* Task objective
Pictures do not belong in the copy; transcribe everything else in the records exactly.

** start Dataset entries **

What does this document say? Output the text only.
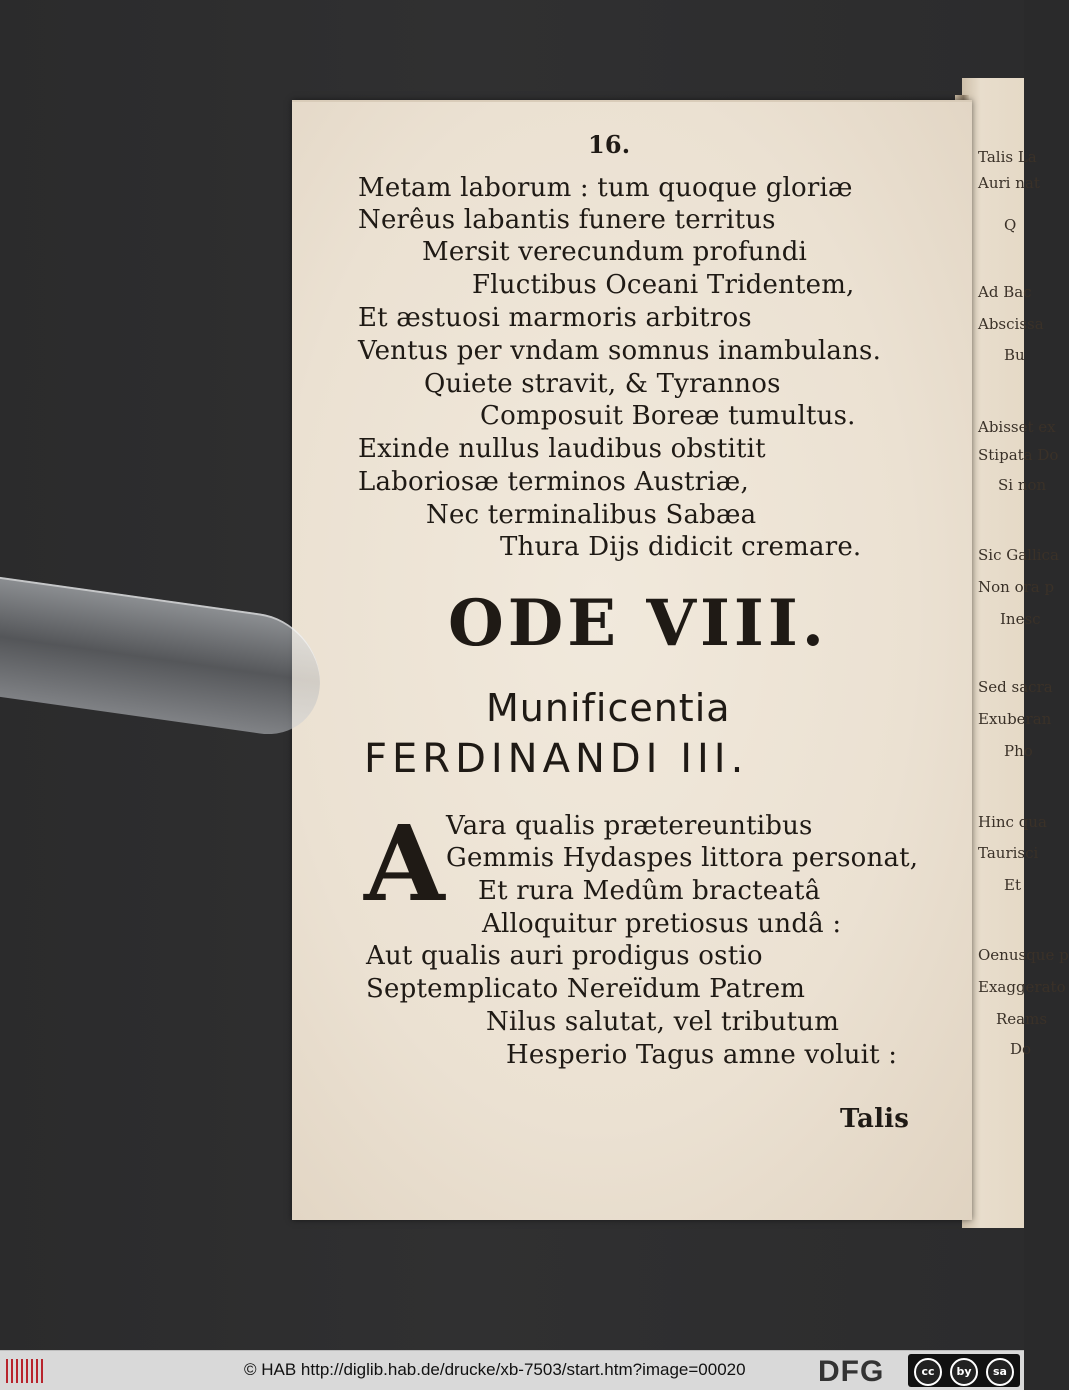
Talis La
Auri nat
Q
Ad Bac
Abscissa
Bu
Abisset ex
Stipata Do
Si non
Sic Gallica
Non ora p
Inesc
Sed sacra
Exuberan
Pho
Hinc qua
Taurisci
Et
Oenusque p
Exaggerato
Reams
Do
16.
Metam laborum : tum quoque gloriæ
Nerêus labantis funere territus
Mersit verecundum profundi
Fluctibus Oceani Tridentem,
Et æstuosi marmoris arbitros
Ventus per vndam somnus inambulans.
Quiete stravit, & Tyrannos
Composuit Boreæ tumultus.
Exinde nullus laudibus obstitit
Laboriosæ terminos Austriæ,
Nec terminalibus Sabæa
Thura Dijs didicit cremare.
ODE VIII.
Munificentia
FERDINANDI III.
A Vara qualis prætereuntibus
Gemmis Hydaspes littora personat,
Et rura Medûm bracteatâ
Alloquitur pretiosus undâ :
Aut qualis auri prodigus ostio
Septemplicato Nereïdum Patrem
Nilus salutat, vel tributum
Hesperio Tagus amne voluit :
Talis
© HAB http://diglib.hab.de/drucke/xb-7503/start.htm?image=00020 DFG	cc	by	sa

** end Dataset entries **

* Solution to this exercise
What does this document say? Output the text only.
Talis La
Auri nat
Q
Ad Bac
Abscissa
Bu
Abisset ex
Stipata Do
Si non
Sic Gallica
Non ora p
Inesc
Sed sacra
Exuberan
Pho
Hinc qua
Taurisci
Et
Oenusque p
Exaggerato
Reams
Do
16.
Metam laborum : tum quoque gloriæ
Nerêus labantis funere territus
Mersit verecundum profundi
Fluctibus Oceani Tridentem,
Et æstuosi marmoris arbitros
Ventus per vndam somnus inambulans.
Quiete stravit, & Tyrannos
Composuit Boreæ tumultus.
Exinde nullus laudibus obstitit
Laboriosæ terminos Austriæ,
Nec terminalibus Sabæa
Thura Dijs didicit cremare.
ODE VIII.
Munificentia
FERDINANDI III.
A Vara qualis prætereuntibus
Gemmis Hydaspes littora personat,
Et rura Medûm bracteatâ
Alloquitur pretiosus undâ :
Aut qualis auri prodigus ostio
Septemplicato Nereïdum Patrem
Nilus salutat, vel tributum
Hesperio Tagus amne voluit :
Talis
© HAB http://diglib.hab.de/drucke/xb-7503/start.htm?image=00020 DFG	cc	by	sa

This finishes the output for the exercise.